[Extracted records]
⟨
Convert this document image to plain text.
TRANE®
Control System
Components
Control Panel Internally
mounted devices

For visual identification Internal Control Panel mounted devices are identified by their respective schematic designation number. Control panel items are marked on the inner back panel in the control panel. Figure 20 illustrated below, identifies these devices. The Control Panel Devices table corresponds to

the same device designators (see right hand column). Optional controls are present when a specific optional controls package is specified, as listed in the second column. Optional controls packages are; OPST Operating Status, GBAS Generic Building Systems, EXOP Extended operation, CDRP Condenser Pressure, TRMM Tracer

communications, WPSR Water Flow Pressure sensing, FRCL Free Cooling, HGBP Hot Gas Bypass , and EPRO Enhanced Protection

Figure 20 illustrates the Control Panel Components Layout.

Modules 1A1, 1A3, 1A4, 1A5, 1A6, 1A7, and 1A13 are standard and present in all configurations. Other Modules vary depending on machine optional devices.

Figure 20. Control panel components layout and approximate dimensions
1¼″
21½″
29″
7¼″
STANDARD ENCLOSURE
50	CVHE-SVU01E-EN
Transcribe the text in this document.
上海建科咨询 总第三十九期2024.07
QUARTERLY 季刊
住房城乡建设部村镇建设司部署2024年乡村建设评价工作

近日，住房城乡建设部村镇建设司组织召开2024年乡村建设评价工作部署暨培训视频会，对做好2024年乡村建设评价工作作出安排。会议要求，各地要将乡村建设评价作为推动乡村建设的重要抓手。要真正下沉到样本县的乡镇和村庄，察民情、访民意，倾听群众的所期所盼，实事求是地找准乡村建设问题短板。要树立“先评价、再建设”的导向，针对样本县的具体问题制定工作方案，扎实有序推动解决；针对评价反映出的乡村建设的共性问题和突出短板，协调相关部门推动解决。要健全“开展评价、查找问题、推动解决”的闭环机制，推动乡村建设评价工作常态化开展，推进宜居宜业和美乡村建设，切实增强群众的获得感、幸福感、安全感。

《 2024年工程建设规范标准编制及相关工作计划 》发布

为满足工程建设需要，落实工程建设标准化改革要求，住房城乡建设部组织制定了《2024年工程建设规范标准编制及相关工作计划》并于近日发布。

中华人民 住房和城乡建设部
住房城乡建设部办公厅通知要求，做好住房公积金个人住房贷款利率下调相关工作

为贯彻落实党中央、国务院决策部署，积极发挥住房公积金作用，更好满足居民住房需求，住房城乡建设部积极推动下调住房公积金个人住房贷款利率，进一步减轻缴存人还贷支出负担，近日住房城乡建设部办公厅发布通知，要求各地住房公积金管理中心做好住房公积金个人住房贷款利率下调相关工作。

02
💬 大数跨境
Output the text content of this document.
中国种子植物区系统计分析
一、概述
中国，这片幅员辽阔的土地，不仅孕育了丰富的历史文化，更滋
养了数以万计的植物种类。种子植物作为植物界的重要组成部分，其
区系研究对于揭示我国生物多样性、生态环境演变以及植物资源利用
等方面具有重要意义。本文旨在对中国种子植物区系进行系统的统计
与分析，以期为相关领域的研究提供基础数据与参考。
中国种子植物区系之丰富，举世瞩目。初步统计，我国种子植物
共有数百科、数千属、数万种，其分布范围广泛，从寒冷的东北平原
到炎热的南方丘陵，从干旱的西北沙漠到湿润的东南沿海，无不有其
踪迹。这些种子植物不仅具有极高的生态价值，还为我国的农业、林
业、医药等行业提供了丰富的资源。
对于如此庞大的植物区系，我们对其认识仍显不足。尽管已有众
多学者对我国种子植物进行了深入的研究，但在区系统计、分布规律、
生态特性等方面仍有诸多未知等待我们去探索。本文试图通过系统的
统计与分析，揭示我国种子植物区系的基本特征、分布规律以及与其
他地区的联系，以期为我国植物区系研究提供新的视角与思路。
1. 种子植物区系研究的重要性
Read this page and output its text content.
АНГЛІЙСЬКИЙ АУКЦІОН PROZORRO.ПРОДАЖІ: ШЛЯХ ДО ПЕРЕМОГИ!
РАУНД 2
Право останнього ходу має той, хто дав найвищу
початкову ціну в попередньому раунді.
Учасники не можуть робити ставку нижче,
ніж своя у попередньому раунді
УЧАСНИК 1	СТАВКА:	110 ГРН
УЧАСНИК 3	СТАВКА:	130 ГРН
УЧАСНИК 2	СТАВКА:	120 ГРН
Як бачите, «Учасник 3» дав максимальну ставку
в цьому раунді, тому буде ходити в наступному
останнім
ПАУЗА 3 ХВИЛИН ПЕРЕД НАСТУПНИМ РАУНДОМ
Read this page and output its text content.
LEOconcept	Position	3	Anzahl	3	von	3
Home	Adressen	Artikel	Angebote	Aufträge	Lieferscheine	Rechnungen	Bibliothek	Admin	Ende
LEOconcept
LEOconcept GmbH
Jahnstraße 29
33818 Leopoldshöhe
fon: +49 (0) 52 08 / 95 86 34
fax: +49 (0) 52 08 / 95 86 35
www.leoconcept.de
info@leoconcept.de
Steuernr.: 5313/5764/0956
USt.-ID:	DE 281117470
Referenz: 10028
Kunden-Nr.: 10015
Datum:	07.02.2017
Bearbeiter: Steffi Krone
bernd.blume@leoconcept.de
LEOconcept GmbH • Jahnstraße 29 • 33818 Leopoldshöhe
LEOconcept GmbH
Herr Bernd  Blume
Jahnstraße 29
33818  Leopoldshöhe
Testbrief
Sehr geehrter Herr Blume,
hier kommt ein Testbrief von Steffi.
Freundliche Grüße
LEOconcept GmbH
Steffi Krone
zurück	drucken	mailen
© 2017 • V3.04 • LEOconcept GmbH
⟩
--- WHAT THIS TASK INVOLVES ---
Write only the number of lines in the records that include the word "ставку".

--- TASK OUTPUT ---
2